[begin DATA EXTRACT]

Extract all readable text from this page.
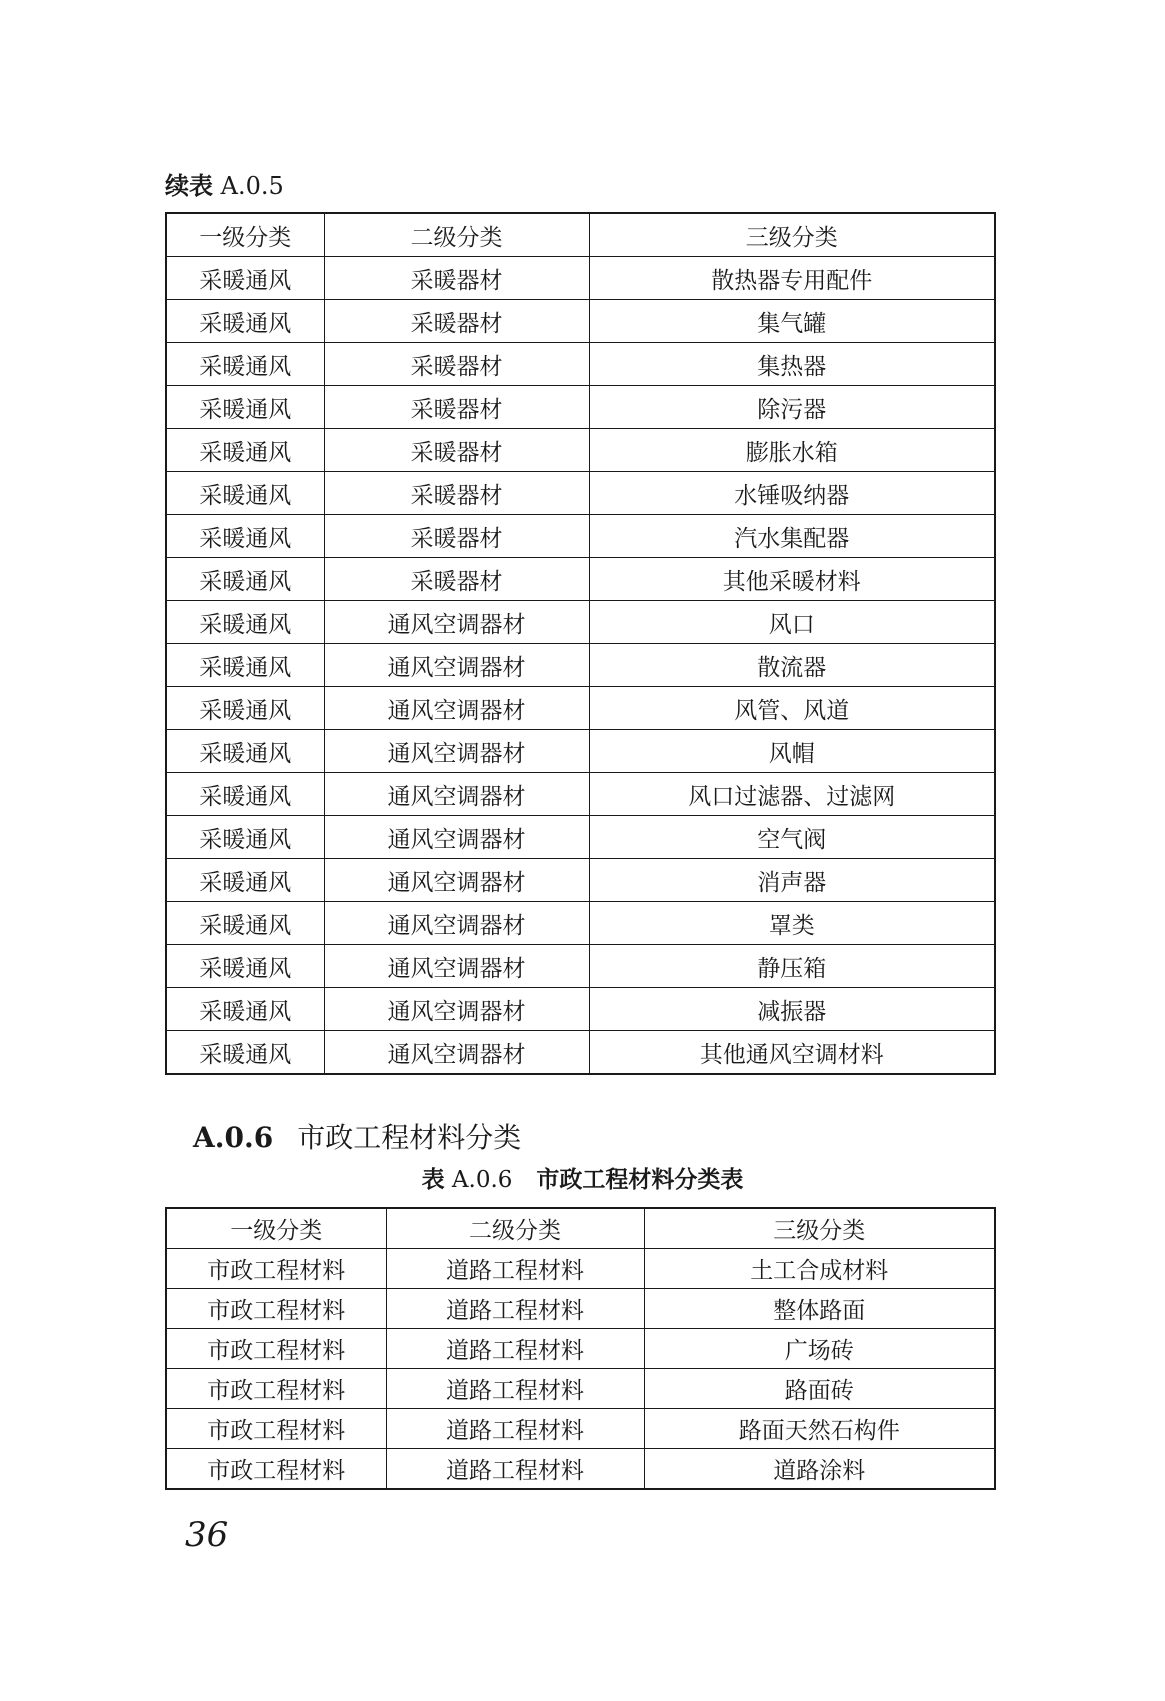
续表 A.0.5
一级分类	二级分类	三级分类
采暖通风	采暖器材	散热器专用配件
采暖通风	采暖器材	集气罐
采暖通风	采暖器材	集热器
采暖通风	采暖器材	除污器
采暖通风	采暖器材	膨胀水箱
采暖通风	采暖器材	水锤吸纳器
采暖通风	采暖器材	汽水集配器
采暖通风	采暖器材	其他采暖材料
采暖通风	通风空调器材	风口
采暖通风	通风空调器材	散流器
采暖通风	通风空调器材	风管、风道
采暖通风	通风空调器材	风帽
采暖通风	通风空调器材	风口过滤器、过滤网
采暖通风	通风空调器材	空气阀
采暖通风	通风空调器材	消声器
采暖通风	通风空调器材	罩类
采暖通风	通风空调器材	静压箱
采暖通风	通风空调器材	减振器
采暖通风	通风空调器材	其他通风空调材料
A.0.6 市政工程材料分类
表 A.0.6 市政工程材料分类表
一级分类	二级分类	三级分类
市政工程材料	道路工程材料	土工合成材料
市政工程材料	道路工程材料	整体路面
市政工程材料	道路工程材料	广场砖
市政工程材料	道路工程材料	路面砖
市政工程材料	道路工程材料	路面天然石构件
市政工程材料	道路工程材料	道路涂料
36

[end DATA EXTRACT]

- **EXERCISE TASK**: Return the listing above in full and without alteration, excluding its pictures.

- **SOLUTION TO THE EXERCISE**:
Extract all readable text from this page.
续表 A.0.5
一级分类	二级分类	三级分类
采暖通风	采暖器材	散热器专用配件
采暖通风	采暖器材	集气罐
采暖通风	采暖器材	集热器
采暖通风	采暖器材	除污器
采暖通风	采暖器材	膨胀水箱
采暖通风	采暖器材	水锤吸纳器
采暖通风	采暖器材	汽水集配器
采暖通风	采暖器材	其他采暖材料
采暖通风	通风空调器材	风口
采暖通风	通风空调器材	散流器
采暖通风	通风空调器材	风管、风道
采暖通风	通风空调器材	风帽
采暖通风	通风空调器材	风口过滤器、过滤网
采暖通风	通风空调器材	空气阀
采暖通风	通风空调器材	消声器
采暖通风	通风空调器材	罩类
采暖通风	通风空调器材	静压箱
采暖通风	通风空调器材	减振器
采暖通风	通风空调器材	其他通风空调材料
A.0.6 市政工程材料分类
表 A.0.6 市政工程材料分类表
一级分类	二级分类	三级分类
市政工程材料	道路工程材料	土工合成材料
市政工程材料	道路工程材料	整体路面
市政工程材料	道路工程材料	广场砖
市政工程材料	道路工程材料	路面砖
市政工程材料	道路工程材料	路面天然石构件
市政工程材料	道路工程材料	道路涂料
36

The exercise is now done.